SHORT PROBLEM 1:
Rewrite the paragraph of the fishing report that begins "Columbia: The river above" as a brief bulleted list that retains its main facts.
— start of SUPPLIED PASSAGE —
Shrimp fishing season is set to begin May 4 and last a day to multiple weeks longer than usual, the Washington Department of Fish and Wildlife announced this week.
Recreational shrimp anglers will also get a larger share of the nontribal shrimp harvest (70 percent instead of 50 percent) this season, thanks to the state’s updated policy.
“Recreational shrimp fishers will see a real difference in the length of this year’s seasons, particularly in the San Juan Islands and the Strait of Juan de Fuca,” WDFW shellfish manager Rich Childers said in a prepared statement. “Sport fisheries in other areas are also likely to pick up some extra fishing days under the updated policy.”
South Sound: Zittel’s Johnson Point Marina reports there aren’t many anglers heading out, but those who are trying are catching small blackmouth.
The staff at the Point Defiance Boathouse Marina recommends trolling Dalco Passage on the incoming tide and the clay banks and slag pile on the outgoing tide.
North Sound: Blackmouth fishing is a bit slow, but many anglers are still landing them.
Razor clams: The next razor clam dig is tentatively scheduled for March 28-31 at Twin Harbors and March 29-30 at Long Beach, Copalis and Mocrocks.
Public meeting: The WDFW will hold a public meeting Tuesday in Olympia to discuss this year’s salmon returns and potential South Puget Sound fishing seasons.
The 6 p.m. meeting will be held in Room 172 of the Natural Resources Building, 1111 Washington St. SE, Olympia.
Among the topics will be forecasts for recreational salmon fisheries in the Puyallup and Nisqually rivers.
Columbia: The river above Bonneville Dam opens today for spring chinook fishing. Anglers are catching a few spring chinook and winter steelhead on the lower river. The Dalles and John Day pools are producing some walleye and sturgeon.
Chehalis: Anglers are starting to report better luck here.
American: Dock anglers are doing best, David Anderson of Bill’s Boathouse said this week. Kokanee aren’t biting yet, but anglers using worms or yellow and green power eggs with a long leader are catching rainbows.
— end of SUPPLIED PASSAGE —
— start of RECORDS SHOWN —
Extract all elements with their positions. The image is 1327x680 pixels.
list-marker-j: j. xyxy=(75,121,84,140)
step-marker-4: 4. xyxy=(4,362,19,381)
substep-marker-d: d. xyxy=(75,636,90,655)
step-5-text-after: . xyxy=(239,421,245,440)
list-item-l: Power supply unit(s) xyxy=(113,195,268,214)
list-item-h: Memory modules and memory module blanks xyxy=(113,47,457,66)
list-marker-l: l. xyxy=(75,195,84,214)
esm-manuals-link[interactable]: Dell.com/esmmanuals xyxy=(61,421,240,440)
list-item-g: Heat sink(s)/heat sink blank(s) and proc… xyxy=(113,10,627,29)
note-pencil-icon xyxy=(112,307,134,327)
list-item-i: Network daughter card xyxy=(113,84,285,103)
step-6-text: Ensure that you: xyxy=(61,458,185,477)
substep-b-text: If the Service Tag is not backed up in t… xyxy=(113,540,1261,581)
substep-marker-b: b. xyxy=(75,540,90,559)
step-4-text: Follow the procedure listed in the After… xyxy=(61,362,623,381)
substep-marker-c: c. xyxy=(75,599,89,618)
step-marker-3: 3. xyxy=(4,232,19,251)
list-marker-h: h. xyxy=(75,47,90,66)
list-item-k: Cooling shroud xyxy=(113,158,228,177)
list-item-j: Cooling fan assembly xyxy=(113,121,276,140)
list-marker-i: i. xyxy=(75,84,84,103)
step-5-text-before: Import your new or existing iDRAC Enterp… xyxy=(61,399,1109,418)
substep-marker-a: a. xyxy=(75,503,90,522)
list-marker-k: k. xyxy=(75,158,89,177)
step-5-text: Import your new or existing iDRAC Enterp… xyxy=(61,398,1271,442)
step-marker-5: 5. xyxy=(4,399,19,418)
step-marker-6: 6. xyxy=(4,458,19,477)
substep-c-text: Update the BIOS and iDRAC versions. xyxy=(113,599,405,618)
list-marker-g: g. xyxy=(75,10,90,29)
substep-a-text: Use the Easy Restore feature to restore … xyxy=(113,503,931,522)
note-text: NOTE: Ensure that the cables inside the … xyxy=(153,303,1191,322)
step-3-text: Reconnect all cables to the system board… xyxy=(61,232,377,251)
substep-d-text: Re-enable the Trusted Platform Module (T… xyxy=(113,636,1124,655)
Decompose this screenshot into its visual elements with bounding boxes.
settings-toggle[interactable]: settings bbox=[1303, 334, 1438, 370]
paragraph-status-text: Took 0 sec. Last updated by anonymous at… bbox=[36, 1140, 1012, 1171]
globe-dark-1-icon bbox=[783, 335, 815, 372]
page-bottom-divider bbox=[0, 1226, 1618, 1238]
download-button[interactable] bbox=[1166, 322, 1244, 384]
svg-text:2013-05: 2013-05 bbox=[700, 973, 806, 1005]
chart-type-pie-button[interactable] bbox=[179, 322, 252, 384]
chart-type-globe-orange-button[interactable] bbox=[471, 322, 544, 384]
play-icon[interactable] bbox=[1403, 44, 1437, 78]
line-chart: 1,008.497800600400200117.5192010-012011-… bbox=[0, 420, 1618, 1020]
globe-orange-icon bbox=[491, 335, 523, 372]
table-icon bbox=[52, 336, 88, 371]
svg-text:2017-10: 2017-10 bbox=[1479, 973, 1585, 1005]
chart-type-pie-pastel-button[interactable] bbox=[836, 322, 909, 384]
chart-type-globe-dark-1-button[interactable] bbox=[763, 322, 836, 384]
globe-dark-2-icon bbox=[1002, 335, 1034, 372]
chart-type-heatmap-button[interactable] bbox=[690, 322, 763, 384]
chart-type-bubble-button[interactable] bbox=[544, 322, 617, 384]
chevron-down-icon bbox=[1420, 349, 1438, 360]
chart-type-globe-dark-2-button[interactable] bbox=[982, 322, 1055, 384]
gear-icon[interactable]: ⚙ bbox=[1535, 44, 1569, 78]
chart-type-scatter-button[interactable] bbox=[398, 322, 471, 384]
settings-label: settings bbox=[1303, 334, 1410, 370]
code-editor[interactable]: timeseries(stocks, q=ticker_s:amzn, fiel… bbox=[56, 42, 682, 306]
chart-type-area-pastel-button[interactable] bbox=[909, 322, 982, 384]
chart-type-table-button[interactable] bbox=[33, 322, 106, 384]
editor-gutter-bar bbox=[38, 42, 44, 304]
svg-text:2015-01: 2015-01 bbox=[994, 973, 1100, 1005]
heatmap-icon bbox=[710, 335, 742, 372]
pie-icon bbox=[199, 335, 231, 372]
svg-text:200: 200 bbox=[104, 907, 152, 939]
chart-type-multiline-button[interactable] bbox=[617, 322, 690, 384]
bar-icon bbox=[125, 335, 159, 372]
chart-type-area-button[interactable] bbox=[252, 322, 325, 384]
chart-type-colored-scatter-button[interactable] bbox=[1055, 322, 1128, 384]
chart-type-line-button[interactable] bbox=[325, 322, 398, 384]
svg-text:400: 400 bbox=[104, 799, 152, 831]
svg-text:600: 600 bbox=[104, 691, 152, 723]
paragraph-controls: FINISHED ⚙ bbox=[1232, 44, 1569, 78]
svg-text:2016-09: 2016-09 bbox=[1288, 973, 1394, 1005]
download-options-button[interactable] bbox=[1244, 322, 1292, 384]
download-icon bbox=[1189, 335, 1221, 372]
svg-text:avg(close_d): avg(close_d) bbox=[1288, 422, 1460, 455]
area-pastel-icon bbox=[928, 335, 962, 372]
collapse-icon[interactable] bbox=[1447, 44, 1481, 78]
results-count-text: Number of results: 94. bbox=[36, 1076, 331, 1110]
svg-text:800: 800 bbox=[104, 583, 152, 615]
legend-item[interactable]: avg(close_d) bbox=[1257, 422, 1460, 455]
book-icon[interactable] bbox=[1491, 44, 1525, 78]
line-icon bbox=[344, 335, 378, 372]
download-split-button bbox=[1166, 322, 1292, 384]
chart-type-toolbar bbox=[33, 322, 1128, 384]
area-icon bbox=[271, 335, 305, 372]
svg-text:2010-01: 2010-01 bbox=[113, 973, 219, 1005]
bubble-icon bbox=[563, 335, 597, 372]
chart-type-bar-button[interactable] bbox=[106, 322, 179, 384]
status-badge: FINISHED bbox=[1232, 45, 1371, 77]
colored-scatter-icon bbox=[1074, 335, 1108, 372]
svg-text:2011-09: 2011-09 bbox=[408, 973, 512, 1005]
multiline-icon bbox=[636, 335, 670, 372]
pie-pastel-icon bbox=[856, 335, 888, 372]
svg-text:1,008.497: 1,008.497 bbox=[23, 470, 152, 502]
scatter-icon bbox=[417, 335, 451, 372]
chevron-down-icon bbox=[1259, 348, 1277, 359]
— end of RECORDS SHOWN —
SHORT PROBLEM 2:
Put everything in the records from the first line down to the line that contains "list-marker-l: l. xyxy=(75,195,84,214)", inclusive, into a JSON list of strings, with one string per line and blank lines omitted.

EXERCISE ANSWER 1:
Columbia:
- The river above Bonneville Dam opens today for spring chinook fishing.
- Anglers on the lower river are catching a few spring chinook and winter steelhead.
- The Dalles and John Day pools are producing some walleye and sturgeon.

EXERCISE ANSWER 2:
[
  "Extract all elements with their positions. The image is 1327x680 pixels.",
  "list-marker-j: j. xyxy=(75,121,84,140)",
  "step-marker-4: 4. xyxy=(4,362,19,381)",
  "substep-marker-d: d. xyxy=(75,636,90,655)",
  "step-5-text-after: . xyxy=(239,421,245,440)",
  "list-item-l: Power supply unit(s) xyxy=(113,195,268,214)",
  "list-item-h: Memory modules and memory module blanks xyxy=(113,47,457,66)",
  "list-marker-l: l. xyxy=(75,195,84,214)"
]